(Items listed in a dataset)
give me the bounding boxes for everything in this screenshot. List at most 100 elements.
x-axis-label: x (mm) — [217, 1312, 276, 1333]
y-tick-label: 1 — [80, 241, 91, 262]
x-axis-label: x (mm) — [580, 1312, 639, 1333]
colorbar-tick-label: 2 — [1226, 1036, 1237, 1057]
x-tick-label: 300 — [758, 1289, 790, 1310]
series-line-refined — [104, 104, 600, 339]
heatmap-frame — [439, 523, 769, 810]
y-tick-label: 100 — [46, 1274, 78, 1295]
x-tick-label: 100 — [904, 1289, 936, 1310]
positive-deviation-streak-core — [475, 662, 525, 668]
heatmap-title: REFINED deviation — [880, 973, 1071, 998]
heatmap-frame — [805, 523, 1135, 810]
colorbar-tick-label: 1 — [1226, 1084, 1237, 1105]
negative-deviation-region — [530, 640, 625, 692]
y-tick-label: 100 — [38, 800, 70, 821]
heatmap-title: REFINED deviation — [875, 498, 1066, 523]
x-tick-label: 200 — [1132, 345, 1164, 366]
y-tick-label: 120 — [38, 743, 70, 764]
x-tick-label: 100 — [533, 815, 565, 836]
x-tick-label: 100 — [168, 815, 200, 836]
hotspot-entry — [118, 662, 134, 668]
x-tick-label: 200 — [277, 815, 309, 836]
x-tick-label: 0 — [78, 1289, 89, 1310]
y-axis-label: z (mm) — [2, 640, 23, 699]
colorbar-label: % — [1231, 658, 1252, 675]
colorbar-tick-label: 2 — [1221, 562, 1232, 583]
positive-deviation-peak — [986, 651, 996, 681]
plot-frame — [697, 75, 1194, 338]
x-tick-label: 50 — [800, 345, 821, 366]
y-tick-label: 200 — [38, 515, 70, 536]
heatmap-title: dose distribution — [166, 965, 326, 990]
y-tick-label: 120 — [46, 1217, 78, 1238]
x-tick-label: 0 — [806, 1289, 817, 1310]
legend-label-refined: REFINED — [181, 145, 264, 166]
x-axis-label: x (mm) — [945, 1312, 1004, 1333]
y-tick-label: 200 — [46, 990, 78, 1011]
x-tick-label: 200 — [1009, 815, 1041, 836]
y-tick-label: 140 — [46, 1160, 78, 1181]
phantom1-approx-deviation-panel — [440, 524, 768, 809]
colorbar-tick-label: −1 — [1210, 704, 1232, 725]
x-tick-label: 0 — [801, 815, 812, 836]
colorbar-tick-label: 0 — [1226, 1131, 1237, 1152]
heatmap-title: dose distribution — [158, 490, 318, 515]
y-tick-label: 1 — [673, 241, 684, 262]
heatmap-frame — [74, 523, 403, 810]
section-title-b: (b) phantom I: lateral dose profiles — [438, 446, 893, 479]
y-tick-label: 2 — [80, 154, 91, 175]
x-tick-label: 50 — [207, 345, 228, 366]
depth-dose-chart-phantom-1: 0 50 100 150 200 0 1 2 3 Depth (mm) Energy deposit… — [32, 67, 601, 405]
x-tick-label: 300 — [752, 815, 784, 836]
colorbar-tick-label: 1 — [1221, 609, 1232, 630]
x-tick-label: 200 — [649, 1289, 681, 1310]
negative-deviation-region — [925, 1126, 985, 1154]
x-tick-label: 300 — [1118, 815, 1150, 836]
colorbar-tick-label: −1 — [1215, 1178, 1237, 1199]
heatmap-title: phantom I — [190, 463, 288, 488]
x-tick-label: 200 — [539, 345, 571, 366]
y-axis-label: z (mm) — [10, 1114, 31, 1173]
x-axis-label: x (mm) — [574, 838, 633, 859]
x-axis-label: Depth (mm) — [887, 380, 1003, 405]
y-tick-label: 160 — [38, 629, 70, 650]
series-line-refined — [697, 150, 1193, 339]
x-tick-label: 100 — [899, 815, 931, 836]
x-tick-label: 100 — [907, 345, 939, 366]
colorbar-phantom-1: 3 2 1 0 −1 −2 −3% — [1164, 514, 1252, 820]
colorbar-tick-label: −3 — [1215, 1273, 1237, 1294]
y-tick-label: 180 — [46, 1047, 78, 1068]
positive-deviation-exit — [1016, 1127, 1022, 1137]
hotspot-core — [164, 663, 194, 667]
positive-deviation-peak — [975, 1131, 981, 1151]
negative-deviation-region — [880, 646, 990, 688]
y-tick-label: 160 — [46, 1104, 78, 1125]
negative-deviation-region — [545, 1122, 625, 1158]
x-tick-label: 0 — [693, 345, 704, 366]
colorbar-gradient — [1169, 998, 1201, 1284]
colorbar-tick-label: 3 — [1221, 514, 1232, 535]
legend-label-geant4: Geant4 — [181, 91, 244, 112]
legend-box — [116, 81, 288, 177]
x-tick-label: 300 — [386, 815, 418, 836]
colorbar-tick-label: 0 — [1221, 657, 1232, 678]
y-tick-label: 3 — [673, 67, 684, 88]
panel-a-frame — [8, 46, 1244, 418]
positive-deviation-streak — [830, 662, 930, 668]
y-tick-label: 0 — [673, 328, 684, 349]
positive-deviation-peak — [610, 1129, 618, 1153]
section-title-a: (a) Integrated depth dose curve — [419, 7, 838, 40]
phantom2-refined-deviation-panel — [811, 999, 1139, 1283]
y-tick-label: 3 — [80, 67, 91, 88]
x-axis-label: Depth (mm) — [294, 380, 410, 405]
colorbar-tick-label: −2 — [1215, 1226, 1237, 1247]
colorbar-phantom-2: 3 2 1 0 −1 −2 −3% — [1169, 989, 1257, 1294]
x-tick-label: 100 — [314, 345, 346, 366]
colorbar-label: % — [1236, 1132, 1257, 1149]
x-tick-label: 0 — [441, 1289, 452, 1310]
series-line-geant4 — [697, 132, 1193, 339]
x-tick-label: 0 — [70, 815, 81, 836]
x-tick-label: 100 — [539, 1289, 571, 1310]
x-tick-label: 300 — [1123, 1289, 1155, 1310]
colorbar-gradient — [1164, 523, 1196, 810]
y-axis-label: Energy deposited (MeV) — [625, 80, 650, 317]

▶ **Exercise**
Copy the material word for word, starting at its first line and ending at the line with "heatmap-frame — [805, 523, 1135, 810]", including that line.

▶ **Reply to the exercise**
give me the bounding boxes for everything in this screenshot. List at most 100 elements.
x-axis-label: x (mm) — [217, 1312, 276, 1333]
y-tick-label: 1 — [80, 241, 91, 262]
x-axis-label: x (mm) — [580, 1312, 639, 1333]
colorbar-tick-label: 2 — [1226, 1036, 1237, 1057]
x-tick-label: 300 — [758, 1289, 790, 1310]
series-line-refined — [104, 104, 600, 339]
heatmap-frame — [439, 523, 769, 810]
y-tick-label: 100 — [46, 1274, 78, 1295]
x-tick-label: 100 — [904, 1289, 936, 1310]
positive-deviation-streak-core — [475, 662, 525, 668]
heatmap-title: REFINED deviation — [880, 973, 1071, 998]
heatmap-frame — [805, 523, 1135, 810]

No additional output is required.